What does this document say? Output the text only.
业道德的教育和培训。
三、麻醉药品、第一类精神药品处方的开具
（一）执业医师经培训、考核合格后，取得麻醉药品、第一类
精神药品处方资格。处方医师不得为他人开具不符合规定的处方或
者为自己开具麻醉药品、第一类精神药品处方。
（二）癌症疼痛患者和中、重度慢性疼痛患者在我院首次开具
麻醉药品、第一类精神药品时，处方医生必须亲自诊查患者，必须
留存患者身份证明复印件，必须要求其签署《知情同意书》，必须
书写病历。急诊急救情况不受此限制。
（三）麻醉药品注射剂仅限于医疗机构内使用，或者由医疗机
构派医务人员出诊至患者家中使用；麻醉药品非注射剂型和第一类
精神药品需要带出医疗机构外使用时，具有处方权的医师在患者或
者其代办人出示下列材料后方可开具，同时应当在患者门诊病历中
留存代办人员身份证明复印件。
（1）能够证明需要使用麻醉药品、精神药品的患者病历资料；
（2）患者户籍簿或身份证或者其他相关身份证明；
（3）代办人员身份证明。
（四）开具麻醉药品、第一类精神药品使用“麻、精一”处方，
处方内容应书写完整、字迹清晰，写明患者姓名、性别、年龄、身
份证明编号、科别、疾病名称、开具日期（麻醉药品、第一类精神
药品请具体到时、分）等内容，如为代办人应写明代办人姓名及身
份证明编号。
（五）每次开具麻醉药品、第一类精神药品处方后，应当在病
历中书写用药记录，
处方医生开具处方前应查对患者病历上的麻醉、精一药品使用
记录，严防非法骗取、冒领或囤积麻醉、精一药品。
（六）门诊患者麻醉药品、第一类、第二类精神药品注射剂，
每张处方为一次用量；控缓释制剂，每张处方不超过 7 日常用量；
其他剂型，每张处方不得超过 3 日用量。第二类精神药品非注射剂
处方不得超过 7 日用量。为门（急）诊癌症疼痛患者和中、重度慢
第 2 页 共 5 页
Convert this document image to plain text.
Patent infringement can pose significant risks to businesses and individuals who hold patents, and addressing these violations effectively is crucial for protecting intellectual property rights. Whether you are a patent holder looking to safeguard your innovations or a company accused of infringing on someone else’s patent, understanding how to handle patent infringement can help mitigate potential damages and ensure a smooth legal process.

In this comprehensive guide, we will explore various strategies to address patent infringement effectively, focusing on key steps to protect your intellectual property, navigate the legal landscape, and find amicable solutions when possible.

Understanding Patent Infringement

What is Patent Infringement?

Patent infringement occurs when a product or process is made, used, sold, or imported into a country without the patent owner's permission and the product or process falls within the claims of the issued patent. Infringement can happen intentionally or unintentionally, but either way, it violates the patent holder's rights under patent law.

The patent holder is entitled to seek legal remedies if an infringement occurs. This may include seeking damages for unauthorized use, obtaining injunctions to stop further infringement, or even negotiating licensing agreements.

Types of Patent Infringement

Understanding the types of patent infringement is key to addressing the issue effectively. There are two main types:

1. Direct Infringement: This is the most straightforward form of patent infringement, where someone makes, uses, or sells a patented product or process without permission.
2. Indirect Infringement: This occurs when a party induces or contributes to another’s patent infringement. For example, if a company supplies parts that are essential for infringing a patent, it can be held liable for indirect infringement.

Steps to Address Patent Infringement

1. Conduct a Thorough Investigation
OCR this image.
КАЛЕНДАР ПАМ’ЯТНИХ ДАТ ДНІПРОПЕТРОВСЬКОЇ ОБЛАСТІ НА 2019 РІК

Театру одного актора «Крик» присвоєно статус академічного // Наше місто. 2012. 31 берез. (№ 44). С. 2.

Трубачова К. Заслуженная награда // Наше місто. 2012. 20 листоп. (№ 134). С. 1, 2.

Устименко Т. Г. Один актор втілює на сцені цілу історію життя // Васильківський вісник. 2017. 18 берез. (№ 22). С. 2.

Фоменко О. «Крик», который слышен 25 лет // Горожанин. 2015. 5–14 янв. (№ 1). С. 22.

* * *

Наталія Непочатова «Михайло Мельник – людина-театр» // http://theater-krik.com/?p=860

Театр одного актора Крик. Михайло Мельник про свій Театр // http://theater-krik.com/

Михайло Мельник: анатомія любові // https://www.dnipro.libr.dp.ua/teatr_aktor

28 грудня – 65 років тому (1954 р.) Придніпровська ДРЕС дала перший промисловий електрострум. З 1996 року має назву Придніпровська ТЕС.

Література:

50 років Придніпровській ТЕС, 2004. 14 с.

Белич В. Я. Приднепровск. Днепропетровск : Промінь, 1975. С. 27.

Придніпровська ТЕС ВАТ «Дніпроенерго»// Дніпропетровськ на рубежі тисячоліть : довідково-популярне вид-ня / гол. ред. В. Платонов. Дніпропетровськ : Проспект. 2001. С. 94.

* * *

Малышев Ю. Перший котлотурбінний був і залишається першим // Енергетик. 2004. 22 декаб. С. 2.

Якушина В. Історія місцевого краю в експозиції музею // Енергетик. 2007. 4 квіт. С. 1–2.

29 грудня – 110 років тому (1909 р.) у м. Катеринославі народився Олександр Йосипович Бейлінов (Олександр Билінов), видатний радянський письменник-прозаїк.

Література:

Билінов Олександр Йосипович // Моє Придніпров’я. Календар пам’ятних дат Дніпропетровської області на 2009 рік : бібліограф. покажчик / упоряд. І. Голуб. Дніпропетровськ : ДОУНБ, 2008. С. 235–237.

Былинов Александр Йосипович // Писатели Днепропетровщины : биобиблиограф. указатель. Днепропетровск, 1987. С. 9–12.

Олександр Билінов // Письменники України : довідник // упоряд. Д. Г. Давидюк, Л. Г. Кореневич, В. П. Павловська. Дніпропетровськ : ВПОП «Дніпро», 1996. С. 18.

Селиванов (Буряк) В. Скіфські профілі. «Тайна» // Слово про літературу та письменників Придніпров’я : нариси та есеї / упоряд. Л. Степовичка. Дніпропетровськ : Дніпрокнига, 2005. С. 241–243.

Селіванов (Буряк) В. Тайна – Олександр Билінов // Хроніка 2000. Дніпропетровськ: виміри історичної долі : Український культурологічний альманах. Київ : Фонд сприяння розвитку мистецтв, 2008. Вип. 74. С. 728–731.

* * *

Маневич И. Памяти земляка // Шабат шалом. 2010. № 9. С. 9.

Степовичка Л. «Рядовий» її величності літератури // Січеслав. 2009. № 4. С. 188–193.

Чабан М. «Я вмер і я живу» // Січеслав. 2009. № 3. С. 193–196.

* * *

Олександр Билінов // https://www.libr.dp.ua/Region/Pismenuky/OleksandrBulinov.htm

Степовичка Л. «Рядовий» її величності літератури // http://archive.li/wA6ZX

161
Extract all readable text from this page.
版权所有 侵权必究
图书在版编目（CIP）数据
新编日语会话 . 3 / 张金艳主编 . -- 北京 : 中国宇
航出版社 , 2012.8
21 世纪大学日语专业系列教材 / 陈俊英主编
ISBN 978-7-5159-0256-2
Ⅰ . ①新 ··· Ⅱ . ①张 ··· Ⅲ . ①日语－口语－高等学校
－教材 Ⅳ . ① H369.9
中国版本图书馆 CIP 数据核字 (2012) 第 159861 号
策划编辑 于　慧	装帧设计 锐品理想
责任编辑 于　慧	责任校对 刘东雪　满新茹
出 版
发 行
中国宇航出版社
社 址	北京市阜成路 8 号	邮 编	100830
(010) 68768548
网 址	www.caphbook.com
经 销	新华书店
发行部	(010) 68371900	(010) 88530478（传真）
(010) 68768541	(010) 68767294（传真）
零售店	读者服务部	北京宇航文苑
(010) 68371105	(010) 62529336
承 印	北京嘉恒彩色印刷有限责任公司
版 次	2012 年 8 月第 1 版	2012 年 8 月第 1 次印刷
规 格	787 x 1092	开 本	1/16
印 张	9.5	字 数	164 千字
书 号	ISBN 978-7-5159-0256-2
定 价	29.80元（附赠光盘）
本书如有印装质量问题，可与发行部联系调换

+---+

Aim of the task: Read the entries above, then pull out the lines that include "тому".

Solution for this exercise:
28 грудня – 65 років тому (1954 р.) Придніпровська ДРЕС дала перший промисловий електрострум. З 1996 року має назву Придніпровська ТЕС.
29 грудня – 110 років тому (1909 р.) у м. Катеринославі народився Олександр Йосипович Бейлінов (Олександр Билінов), видатний радянський письменник-прозаїк.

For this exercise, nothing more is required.